__TASK BRIEF__
Each entry in the listing below should be restated word for word.

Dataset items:
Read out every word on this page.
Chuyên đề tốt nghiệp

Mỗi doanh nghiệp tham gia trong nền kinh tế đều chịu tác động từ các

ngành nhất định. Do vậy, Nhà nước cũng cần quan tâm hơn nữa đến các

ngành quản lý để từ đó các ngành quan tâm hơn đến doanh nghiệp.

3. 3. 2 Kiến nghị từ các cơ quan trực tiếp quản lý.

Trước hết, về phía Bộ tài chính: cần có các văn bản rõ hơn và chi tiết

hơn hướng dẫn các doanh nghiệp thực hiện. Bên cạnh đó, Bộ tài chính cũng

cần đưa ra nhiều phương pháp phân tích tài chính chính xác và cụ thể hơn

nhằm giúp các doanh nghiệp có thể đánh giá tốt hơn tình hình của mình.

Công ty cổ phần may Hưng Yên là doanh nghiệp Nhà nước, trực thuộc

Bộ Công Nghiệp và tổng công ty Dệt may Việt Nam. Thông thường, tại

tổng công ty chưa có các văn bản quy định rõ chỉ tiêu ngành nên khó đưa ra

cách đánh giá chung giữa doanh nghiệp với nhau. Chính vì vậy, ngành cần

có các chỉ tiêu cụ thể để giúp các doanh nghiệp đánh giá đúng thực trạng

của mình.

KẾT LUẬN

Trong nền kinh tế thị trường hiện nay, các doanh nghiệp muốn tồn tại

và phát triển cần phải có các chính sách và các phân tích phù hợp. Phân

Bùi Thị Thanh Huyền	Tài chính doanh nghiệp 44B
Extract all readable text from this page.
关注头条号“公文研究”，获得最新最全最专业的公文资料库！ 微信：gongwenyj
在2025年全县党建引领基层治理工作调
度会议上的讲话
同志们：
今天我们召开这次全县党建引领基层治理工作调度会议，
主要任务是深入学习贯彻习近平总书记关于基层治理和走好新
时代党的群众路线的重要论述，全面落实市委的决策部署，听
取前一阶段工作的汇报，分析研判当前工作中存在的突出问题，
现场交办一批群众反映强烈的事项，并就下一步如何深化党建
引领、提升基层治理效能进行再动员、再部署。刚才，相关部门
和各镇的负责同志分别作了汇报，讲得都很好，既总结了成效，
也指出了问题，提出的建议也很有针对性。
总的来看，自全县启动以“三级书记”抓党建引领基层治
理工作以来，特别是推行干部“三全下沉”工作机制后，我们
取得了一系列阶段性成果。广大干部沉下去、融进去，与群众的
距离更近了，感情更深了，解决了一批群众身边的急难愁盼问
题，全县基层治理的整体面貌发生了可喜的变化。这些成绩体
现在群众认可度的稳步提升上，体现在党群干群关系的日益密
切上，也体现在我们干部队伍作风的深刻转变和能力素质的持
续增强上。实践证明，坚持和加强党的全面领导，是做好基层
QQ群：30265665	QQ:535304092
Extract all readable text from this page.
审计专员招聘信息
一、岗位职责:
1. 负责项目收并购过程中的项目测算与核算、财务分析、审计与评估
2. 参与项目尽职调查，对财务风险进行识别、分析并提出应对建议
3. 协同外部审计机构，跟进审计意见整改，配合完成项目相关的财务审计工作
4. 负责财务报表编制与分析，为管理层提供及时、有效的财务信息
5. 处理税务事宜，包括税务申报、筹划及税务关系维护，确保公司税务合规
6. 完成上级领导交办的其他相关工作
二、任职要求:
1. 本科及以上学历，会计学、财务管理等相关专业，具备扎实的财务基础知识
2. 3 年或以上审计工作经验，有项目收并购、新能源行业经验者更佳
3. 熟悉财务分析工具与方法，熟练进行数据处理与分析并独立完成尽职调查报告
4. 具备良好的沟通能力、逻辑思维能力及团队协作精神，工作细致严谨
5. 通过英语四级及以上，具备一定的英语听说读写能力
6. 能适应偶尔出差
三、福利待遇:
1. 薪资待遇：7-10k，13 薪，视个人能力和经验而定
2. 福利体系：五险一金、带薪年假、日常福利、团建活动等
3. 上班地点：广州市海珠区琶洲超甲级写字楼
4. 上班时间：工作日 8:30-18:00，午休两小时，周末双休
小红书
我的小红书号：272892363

__OUTPUT OF THE EXERCISE__
Read out every word on this page.
Chuyên đề tốt nghiệp

Mỗi doanh nghiệp tham gia trong nền kinh tế đều chịu tác động từ các

ngành nhất định. Do vậy, Nhà nước cũng cần quan tâm hơn nữa đến các

ngành quản lý để từ đó các ngành quan tâm hơn đến doanh nghiệp.

3. 3. 2 Kiến nghị từ các cơ quan trực tiếp quản lý.

Trước hết, về phía Bộ tài chính: cần có các văn bản rõ hơn và chi tiết

hơn hướng dẫn các doanh nghiệp thực hiện. Bên cạnh đó, Bộ tài chính cũng

cần đưa ra nhiều phương pháp phân tích tài chính chính xác và cụ thể hơn

nhằm giúp các doanh nghiệp có thể đánh giá tốt hơn tình hình của mình.

Công ty cổ phần may Hưng Yên là doanh nghiệp Nhà nước, trực thuộc

Bộ Công Nghiệp và tổng công ty Dệt may Việt Nam. Thông thường, tại

tổng công ty chưa có các văn bản quy định rõ chỉ tiêu ngành nên khó đưa ra

cách đánh giá chung giữa doanh nghiệp với nhau. Chính vì vậy, ngành cần

có các chỉ tiêu cụ thể để giúp các doanh nghiệp đánh giá đúng thực trạng

của mình.

KẾT LUẬN

Trong nền kinh tế thị trường hiện nay, các doanh nghiệp muốn tồn tại

và phát triển cần phải có các chính sách và các phân tích phù hợp. Phân

Bùi Thị Thanh Huyền	Tài chính doanh nghiệp 44B
Extract all readable text from this page.
关注头条号“公文研究”，获得最新最全最专业的公文资料库！ 微信：gongwenyj
在2025年全县党建引领基层治理工作调
度会议上的讲话
同志们：
今天我们召开这次全县党建引领基层治理工作调度会议，
主要任务是深入学习贯彻习近平总书记关于基层治理和走好新
时代党的群众路线的重要论述，全面落实市委的决策部署，听
取前一阶段工作的汇报，分析研判当前工作中存在的突出问题，
现场交办一批群众反映强烈的事项，并就下一步如何深化党建
引领、提升基层治理效能进行再动员、再部署。刚才，相关部门
和各镇的负责同志分别作了汇报，讲得都很好，既总结了成效，
也指出了问题，提出的建议也很有针对性。
总的来看，自全县启动以“三级书记”抓党建引领基层治
理工作以来，特别是推行干部“三全下沉”工作机制后，我们
取得了一系列阶段性成果。广大干部沉下去、融进去，与群众的
距离更近了，感情更深了，解决了一批群众身边的急难愁盼问
题，全县基层治理的整体面貌发生了可喜的变化。这些成绩体
现在群众认可度的稳步提升上，体现在党群干群关系的日益密
切上，也体现在我们干部队伍作风的深刻转变和能力素质的持
续增强上。实践证明，坚持和加强党的全面领导，是做好基层
QQ群：30265665	QQ:535304092
Extract all readable text from this page.
审计专员招聘信息
一、岗位职责:
1. 负责项目收并购过程中的项目测算与核算、财务分析、审计与评估
2. 参与项目尽职调查，对财务风险进行识别、分析并提出应对建议
3. 协同外部审计机构，跟进审计意见整改，配合完成项目相关的财务审计工作
4. 负责财务报表编制与分析，为管理层提供及时、有效的财务信息
5. 处理税务事宜，包括税务申报、筹划及税务关系维护，确保公司税务合规
6. 完成上级领导交办的其他相关工作
二、任职要求:
1. 本科及以上学历，会计学、财务管理等相关专业，具备扎实的财务基础知识
2. 3 年或以上审计工作经验，有项目收并购、新能源行业经验者更佳
3. 熟悉财务分析工具与方法，熟练进行数据处理与分析并独立完成尽职调查报告
4. 具备良好的沟通能力、逻辑思维能力及团队协作精神，工作细致严谨
5. 通过英语四级及以上，具备一定的英语听说读写能力
6. 能适应偶尔出差
三、福利待遇:
1. 薪资待遇：7-10k，13 薪，视个人能力和经验而定
2. 福利体系：五险一金、带薪年假、日常福利、团建活动等
3. 上班地点：广州市海珠区琶洲超甲级写字楼
4. 上班时间：工作日 8:30-18:00，午休两小时，周末双休
小红书
我的小红书号：272892363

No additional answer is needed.